▶ [Instructions to follow]:
Continue the UMOUNT_WAIT patch email, starting right after its closing diffstat line.

▶ [Text section]:
Re: [PATCH v2] vfs: introduce UMOUNT_WAIT which waits for umount completion

From: Jaegeuk Kim
Date: Wed Sep 20 2017 - 13:38:43 EST


This patch introduces UMOUNT_WAIT flag for umount(2) which let user wait for
umount(2) to complete filesystem shutdown. This should fix a kernel panic
triggered when a living filesystem tries to access dead block device after
device_shutdown done by kernel_restart as below.

Term: namespace(mnt_get_count())

1. create_new_namespaces() creates ns1 and ns2,

/data(1) ns1(1) ns2(1)
| | |
---------------------
|
sb->s_active = 3

2. after binder_proc_clear_zombies() for ns2 and ns1 triggers
- delayed_fput()
- delayed_mntput_work(ns2)

/data(1) ns1(1)
| |
----------
|
sb->s_active = 2

3. umount() for /data is successed.

ns1(1)
|
sb->s_active = 1

4. device_shutdown() by init

5. - delayed_mntput_work(ns1)
- put_super(), since sb->s_active = 0
- -EIO

Cc: Al Viro <viro@xxxxxxxxxxxxxxxxxx>
Signed-off-by: Jaegeuk Kim <jaegeuk@xxxxxxxxxx>
---
fs/namespace.c | 12 +++++++++++-
include/linux/fs.h | 1 +
2 files changed, 12 insertions(+), 1 deletion(-)

▶ [Supplied material]:
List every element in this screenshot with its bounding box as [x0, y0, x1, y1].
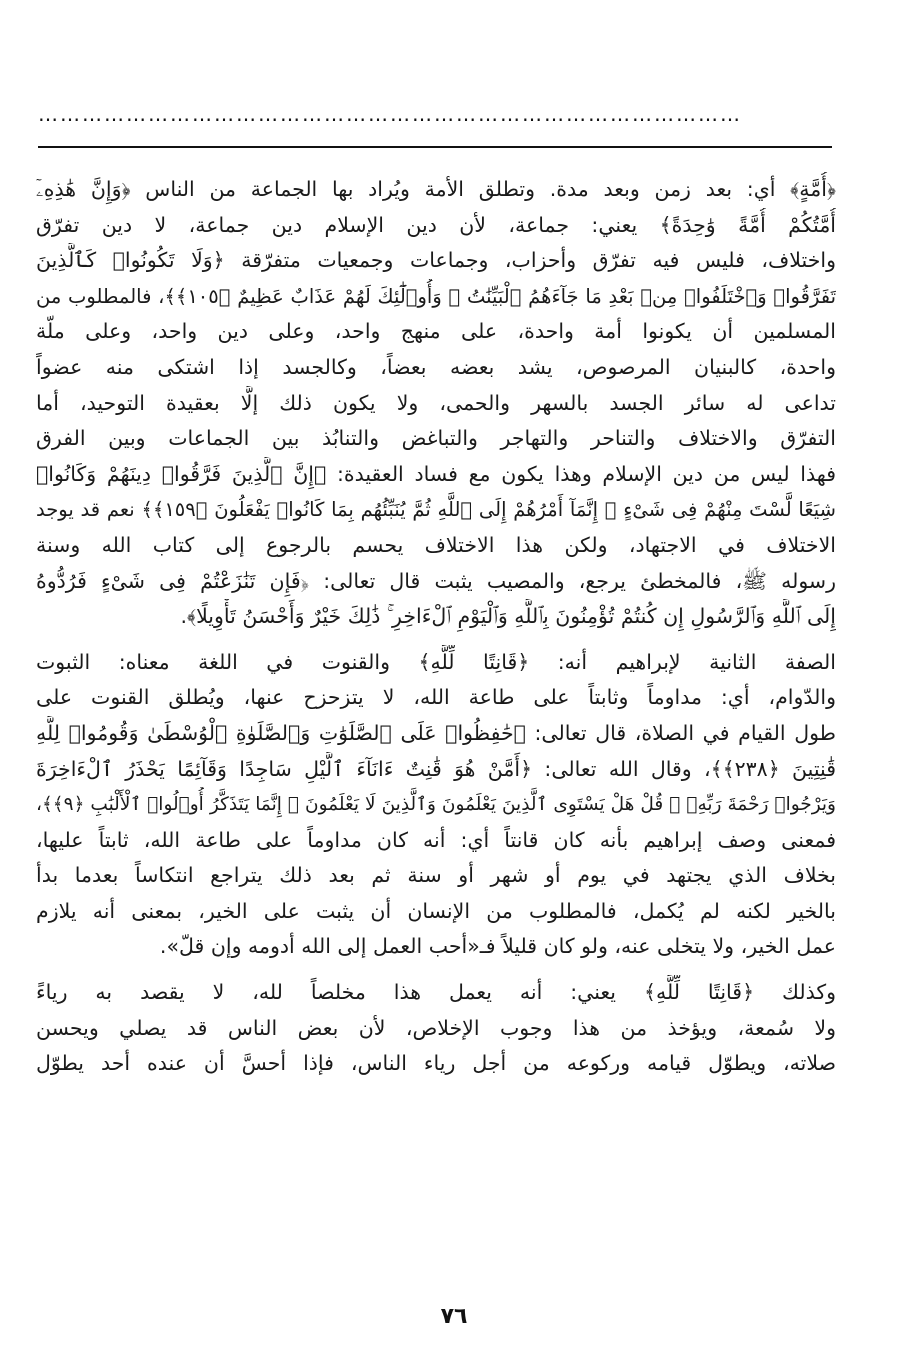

▶ [Answer to the exercise]:
diff --git a/fs/namespace.c b/fs/namespace.c
index f8893dc6a989..f2c15c4f6e23 100644
--- a/fs/namespace.c
+++ b/fs/namespace.c
@@ -21,6 +21,7 @@
#include <linux/fs_struct.h> /* get_fs_root et.al. */
#include <linux/fsnotify.h> /* fsnotify_vfsmount_delete */
#include <linux/uaccess.h>
+#include <linux/file.h>
#include <linux/proc_ns.h>
#include <linux/magic.h>
#include <linux/bootmem.h>
@@ -1629,7 +1630,8 @@ SYSCALL_DEFINE2(umount, char __user *, name, int, flags)
int retval;
int lookup_flags = 0;

- if (flags & ~(MNT_FORCE | MNT_DETACH | MNT_EXPIRE | UMOUNT_NOFOLLOW))
+ if (flags & ~(MNT_FORCE | MNT_DETACH | MNT_EXPIRE | UMOUNT_NOFOLLOW |
+ UMOUNT_WAIT))
return -EINVAL;

if (!may_mount())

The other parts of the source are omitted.